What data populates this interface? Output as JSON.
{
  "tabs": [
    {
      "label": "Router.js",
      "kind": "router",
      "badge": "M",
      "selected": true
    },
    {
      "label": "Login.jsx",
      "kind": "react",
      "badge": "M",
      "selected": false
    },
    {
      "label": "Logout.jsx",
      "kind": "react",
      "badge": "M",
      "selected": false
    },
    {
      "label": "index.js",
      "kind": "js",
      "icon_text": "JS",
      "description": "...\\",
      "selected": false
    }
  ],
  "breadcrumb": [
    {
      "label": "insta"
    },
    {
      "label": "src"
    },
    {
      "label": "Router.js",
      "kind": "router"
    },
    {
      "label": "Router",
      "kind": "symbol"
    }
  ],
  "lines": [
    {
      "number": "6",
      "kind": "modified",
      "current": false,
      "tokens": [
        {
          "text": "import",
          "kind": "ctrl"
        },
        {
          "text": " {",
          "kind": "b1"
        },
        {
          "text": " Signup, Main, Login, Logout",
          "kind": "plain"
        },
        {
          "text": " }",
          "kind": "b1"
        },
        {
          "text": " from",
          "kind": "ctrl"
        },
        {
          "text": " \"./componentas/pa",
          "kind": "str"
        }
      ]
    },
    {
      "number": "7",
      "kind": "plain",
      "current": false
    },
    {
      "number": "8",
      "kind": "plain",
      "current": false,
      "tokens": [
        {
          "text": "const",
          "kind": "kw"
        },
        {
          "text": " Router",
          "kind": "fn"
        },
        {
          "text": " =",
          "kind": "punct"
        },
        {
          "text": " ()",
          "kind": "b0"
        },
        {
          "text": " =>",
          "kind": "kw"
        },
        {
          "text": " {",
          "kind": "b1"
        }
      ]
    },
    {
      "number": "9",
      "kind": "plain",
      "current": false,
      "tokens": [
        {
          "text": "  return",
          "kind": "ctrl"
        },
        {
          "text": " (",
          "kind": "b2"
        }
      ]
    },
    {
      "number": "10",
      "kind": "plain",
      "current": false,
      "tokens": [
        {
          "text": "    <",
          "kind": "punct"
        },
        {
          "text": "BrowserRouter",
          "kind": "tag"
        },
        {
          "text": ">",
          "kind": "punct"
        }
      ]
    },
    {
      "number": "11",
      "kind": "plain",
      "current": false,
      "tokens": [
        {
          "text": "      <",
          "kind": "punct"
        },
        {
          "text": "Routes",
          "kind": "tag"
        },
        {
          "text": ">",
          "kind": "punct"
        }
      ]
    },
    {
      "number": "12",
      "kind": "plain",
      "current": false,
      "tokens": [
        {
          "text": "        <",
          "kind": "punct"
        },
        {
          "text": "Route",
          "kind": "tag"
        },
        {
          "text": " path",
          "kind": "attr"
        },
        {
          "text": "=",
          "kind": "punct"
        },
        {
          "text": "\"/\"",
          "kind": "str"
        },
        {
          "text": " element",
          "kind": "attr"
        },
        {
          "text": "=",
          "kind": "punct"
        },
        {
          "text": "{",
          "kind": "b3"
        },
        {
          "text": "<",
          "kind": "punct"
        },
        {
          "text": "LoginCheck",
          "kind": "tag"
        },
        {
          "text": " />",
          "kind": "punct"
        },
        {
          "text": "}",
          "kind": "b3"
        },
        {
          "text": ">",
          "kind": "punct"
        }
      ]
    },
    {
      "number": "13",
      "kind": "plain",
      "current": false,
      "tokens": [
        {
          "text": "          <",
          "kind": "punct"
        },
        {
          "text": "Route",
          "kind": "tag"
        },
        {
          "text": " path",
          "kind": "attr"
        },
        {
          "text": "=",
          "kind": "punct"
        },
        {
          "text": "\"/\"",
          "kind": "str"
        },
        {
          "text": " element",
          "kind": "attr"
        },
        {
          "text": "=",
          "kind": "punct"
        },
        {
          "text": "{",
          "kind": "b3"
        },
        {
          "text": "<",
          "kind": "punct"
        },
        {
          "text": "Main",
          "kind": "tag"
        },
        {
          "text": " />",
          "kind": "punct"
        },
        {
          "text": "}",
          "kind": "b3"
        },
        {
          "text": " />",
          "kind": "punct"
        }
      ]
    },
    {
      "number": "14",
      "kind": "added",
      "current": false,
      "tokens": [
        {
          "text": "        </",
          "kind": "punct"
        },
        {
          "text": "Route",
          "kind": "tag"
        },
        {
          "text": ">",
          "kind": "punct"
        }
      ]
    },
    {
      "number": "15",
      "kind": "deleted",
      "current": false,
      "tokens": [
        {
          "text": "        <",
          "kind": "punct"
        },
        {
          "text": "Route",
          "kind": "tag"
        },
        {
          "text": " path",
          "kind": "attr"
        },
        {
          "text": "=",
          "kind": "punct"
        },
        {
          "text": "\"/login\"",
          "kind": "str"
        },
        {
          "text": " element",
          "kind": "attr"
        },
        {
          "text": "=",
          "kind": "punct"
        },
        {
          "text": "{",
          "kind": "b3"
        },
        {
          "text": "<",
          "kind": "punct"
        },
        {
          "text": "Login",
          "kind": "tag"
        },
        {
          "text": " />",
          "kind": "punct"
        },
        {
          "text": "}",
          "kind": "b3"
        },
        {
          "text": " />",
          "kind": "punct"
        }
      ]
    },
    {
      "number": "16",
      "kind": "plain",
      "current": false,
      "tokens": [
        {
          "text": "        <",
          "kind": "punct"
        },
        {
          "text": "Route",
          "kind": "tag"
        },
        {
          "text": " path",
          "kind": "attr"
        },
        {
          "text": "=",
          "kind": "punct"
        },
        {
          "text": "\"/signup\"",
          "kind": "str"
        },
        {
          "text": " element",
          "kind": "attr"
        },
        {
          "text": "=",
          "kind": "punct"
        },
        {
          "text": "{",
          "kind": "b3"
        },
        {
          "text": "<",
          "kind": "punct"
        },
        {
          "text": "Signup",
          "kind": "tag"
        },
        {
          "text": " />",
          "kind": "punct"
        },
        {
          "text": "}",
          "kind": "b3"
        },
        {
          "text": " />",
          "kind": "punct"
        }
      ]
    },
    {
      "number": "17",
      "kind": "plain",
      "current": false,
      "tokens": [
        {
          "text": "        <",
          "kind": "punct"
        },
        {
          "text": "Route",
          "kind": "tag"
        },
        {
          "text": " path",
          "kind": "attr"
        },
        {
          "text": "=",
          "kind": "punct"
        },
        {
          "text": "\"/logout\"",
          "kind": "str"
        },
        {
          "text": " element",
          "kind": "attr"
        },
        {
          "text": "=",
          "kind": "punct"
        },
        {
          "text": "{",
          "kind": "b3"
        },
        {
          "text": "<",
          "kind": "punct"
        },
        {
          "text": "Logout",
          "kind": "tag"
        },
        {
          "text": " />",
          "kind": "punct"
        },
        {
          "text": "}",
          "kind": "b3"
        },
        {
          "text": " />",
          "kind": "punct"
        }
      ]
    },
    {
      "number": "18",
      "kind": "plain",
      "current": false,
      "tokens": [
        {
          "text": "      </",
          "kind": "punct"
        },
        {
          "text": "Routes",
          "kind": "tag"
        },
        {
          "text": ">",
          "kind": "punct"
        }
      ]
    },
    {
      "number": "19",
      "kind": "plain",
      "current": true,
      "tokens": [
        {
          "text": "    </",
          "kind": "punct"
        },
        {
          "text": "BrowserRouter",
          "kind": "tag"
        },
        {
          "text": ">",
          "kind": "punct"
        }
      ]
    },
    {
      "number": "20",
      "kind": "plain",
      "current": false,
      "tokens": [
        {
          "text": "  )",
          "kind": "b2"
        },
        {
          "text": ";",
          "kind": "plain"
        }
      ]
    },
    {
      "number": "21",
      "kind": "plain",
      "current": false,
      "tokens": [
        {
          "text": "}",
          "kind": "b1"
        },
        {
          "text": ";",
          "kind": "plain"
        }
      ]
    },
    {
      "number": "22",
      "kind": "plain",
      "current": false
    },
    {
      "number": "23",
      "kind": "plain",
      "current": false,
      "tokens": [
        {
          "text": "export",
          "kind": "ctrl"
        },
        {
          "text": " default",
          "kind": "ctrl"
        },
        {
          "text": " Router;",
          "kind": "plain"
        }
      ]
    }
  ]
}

**Stated problem:**
How many lines in the listing above contain "Main"? Answer with the number alone.

**Task output:**
2